Some items:
..........
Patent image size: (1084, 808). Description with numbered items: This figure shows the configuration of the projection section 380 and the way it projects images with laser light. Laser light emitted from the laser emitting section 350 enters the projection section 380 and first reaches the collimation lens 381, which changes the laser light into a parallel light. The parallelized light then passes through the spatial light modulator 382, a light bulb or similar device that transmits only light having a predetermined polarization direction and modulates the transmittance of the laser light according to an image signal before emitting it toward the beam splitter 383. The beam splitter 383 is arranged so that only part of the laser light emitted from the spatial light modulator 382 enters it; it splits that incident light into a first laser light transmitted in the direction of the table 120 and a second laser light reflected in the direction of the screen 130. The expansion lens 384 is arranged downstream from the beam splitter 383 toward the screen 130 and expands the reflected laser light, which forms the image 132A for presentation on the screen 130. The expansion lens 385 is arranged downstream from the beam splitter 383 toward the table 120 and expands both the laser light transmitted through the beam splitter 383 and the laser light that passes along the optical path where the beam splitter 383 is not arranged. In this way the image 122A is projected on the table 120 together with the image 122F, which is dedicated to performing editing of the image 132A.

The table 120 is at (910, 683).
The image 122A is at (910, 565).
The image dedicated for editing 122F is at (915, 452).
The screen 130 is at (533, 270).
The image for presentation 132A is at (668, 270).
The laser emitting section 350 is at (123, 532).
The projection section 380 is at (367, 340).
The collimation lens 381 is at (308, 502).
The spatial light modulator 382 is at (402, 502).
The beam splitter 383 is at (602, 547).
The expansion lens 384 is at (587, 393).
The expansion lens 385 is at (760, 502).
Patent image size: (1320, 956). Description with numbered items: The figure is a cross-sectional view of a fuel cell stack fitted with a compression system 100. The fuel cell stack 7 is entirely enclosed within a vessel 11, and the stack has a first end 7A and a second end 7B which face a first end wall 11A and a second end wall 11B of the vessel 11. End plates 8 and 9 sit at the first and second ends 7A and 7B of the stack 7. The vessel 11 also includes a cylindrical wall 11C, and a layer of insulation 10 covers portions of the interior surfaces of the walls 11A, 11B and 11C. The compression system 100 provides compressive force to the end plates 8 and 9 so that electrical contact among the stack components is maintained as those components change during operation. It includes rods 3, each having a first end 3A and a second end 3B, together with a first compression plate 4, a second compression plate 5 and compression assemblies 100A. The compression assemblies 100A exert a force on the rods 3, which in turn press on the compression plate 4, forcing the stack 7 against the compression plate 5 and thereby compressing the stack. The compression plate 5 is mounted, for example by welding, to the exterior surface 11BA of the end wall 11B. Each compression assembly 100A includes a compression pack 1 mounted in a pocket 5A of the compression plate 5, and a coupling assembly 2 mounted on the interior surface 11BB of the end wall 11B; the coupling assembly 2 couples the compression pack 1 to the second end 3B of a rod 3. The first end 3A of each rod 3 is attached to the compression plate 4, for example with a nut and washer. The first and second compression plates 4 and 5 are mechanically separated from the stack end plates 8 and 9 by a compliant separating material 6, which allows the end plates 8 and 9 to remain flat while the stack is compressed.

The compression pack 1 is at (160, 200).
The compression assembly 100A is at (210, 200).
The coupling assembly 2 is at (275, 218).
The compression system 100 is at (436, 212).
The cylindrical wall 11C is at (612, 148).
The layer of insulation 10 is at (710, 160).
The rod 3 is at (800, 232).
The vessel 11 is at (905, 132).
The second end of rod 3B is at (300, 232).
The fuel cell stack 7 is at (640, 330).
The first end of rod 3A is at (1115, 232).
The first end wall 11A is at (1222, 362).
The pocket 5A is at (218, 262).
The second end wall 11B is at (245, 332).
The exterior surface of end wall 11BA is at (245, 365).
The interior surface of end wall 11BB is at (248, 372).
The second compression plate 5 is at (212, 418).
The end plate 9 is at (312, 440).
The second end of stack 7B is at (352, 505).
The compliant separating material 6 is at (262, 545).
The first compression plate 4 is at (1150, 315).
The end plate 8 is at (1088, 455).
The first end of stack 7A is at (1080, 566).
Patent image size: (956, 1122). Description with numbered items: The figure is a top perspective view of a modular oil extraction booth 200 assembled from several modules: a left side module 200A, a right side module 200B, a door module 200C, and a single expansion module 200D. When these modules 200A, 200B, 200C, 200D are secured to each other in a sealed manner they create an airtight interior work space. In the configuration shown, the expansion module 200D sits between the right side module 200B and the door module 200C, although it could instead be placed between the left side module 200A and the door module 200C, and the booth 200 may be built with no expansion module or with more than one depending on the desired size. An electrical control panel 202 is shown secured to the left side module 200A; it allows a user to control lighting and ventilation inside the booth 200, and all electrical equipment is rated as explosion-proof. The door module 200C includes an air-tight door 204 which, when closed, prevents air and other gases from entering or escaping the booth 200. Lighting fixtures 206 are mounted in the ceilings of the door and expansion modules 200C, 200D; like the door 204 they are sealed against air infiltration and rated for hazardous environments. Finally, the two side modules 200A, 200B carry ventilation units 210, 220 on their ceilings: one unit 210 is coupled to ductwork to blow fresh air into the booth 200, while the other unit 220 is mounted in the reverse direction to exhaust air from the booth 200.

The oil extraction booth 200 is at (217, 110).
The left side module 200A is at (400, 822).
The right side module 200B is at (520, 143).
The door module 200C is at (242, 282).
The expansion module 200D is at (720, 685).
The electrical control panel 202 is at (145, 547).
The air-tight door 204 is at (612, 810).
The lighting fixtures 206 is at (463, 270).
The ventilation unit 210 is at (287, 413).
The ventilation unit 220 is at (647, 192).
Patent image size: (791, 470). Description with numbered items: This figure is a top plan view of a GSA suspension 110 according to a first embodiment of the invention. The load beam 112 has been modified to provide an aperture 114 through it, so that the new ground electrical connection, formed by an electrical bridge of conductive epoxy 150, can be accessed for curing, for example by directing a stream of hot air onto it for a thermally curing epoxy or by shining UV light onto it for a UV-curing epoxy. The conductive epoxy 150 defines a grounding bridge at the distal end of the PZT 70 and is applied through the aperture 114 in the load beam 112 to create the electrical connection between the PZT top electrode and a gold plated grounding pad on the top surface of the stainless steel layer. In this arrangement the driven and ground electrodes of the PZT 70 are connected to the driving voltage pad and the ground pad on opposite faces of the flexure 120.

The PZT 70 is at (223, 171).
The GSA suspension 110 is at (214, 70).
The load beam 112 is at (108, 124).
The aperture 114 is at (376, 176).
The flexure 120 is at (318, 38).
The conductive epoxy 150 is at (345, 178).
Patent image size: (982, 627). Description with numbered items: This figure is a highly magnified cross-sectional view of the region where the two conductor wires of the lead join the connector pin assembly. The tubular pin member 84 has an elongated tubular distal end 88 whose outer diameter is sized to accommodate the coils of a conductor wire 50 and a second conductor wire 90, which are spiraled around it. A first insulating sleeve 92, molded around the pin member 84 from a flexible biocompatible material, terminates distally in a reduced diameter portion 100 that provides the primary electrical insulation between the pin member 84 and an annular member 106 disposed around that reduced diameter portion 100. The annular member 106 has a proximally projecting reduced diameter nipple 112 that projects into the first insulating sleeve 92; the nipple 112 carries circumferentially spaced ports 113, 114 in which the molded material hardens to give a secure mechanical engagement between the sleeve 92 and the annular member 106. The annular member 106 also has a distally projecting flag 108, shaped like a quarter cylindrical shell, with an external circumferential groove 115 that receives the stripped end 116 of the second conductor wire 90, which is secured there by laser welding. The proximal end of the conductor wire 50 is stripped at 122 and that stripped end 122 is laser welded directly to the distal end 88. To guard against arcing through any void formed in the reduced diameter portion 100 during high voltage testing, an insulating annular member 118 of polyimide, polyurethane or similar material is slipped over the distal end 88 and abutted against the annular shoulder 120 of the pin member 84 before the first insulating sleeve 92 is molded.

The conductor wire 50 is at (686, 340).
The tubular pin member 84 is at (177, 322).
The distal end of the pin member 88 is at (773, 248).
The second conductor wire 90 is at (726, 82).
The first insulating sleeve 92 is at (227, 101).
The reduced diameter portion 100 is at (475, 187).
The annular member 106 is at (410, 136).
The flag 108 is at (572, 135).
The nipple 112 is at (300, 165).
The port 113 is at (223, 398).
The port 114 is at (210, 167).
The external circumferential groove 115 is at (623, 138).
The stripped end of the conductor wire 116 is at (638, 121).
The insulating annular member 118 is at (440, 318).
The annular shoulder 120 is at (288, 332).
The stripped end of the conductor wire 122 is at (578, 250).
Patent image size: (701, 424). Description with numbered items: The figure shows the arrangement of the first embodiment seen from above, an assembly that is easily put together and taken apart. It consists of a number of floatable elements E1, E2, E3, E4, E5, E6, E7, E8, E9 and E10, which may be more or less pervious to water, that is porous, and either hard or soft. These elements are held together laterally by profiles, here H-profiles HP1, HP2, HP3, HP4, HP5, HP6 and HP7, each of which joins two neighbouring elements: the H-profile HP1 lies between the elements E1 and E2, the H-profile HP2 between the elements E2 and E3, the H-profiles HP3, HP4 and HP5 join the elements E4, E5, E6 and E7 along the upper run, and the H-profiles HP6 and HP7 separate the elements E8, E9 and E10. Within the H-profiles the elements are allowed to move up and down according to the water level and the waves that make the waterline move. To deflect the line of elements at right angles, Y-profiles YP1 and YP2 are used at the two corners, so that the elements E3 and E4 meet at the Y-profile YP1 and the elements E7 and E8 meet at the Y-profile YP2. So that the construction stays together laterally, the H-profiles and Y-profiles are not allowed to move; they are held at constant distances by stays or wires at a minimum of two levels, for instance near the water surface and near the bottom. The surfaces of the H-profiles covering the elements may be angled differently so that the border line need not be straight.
..........
■ Task requirements: Swap "configuration" for "arrangement" in the items from the start through the line that contains "The laser emitting section 350 is", leaving everything else in those lines unchanged.

■ Written solution:
Patent image size: (1084, 808). Description with numbered items: This figure shows the arrangement of the projection section 380 and the way it projects images with laser light. Laser light emitted from the laser emitting section 350 enters the projection section 380 and first reaches the collimation lens 381, which changes the laser light into a parallel light. The parallelized light then passes through the spatial light modulator 382, a light bulb or similar device that transmits only light having a predetermined polarization direction and modulates the transmittance of the laser light according to an image signal before emitting it toward the beam splitter 383. The beam splitter 383 is arranged so that only part of the laser light emitted from the spatial light modulator 382 enters it; it splits that incident light into a first laser light transmitted in the direction of the table 120 and a second laser light reflected in the direction of the screen 130. The expansion lens 384 is arranged downstream from the beam splitter 383 toward the screen 130 and expands the reflected laser light, which forms the image 132A for presentation on the screen 130. The expansion lens 385 is arranged downstream from the beam splitter 383 toward the table 120 and expands both the laser light transmitted through the beam splitter 383 and the laser light that passes along the optical path where the beam splitter 383 is not arranged. In this way the image 122A is projected on the table 120 together with the image 122F, which is dedicated to performing editing of the image 132A.

The table 120 is at (910, 683).
The image 122A is at (910, 565).
The image dedicated for editing 122F is at (915, 452).
The screen 130 is at (533, 270).
The image for presentation 132A is at (668, 270).
The laser emitting section 350 is at (123, 532).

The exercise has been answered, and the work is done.